_Exercise prompt_
Locate all lines with the word "Average". Copy them.

_Working data_
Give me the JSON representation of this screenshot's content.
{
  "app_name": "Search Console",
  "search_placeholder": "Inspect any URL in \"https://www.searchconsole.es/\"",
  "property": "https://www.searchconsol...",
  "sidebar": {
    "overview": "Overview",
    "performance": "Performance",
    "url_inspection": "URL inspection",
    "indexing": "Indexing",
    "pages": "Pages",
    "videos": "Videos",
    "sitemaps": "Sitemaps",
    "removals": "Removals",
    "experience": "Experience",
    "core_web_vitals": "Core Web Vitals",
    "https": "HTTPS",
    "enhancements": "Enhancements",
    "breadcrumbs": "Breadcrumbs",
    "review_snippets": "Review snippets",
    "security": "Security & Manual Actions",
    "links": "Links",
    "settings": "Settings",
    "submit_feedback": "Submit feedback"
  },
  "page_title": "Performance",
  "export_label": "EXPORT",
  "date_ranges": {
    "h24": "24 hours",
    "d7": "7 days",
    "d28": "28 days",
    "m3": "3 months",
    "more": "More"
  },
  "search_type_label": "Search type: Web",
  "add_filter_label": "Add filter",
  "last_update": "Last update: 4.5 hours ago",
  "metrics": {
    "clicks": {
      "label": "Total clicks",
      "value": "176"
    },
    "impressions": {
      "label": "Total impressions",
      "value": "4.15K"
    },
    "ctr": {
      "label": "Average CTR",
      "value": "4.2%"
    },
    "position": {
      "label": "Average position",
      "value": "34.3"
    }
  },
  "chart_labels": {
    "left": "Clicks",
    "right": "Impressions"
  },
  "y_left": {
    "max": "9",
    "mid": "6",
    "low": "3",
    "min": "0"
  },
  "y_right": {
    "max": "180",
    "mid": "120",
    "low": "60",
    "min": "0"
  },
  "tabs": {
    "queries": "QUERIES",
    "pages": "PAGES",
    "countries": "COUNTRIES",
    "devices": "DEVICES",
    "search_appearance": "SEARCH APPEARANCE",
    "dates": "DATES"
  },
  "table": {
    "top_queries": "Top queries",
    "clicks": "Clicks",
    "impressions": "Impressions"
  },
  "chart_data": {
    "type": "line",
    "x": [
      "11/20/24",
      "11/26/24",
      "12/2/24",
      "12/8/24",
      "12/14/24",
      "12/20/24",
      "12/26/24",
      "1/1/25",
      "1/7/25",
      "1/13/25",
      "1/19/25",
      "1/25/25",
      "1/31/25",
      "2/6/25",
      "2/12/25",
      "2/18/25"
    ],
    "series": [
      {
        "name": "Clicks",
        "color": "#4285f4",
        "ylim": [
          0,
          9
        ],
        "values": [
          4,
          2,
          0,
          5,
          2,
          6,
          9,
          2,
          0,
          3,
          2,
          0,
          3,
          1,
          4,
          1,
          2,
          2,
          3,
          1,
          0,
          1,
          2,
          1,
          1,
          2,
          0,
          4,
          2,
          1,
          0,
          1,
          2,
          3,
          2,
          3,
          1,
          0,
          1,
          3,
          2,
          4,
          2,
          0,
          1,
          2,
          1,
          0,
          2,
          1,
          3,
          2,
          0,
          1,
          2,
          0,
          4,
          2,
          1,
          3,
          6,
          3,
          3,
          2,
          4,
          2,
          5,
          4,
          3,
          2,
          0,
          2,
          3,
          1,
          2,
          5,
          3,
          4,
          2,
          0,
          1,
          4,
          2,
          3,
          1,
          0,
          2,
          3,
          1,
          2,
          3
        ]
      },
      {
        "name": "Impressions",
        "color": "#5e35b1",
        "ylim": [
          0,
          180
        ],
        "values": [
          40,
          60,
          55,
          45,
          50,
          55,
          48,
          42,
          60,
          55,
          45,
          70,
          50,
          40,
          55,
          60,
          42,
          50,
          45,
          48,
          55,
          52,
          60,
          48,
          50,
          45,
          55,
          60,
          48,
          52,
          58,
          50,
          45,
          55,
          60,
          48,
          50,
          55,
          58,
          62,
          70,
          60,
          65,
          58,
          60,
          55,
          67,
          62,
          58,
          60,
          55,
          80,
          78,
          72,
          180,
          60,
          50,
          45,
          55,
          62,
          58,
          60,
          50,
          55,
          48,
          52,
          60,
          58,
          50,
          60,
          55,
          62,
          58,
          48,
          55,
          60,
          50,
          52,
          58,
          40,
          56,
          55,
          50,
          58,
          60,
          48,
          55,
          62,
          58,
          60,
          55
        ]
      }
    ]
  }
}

_Final result_
      "label": "Average CTR",
      "label": "Average position",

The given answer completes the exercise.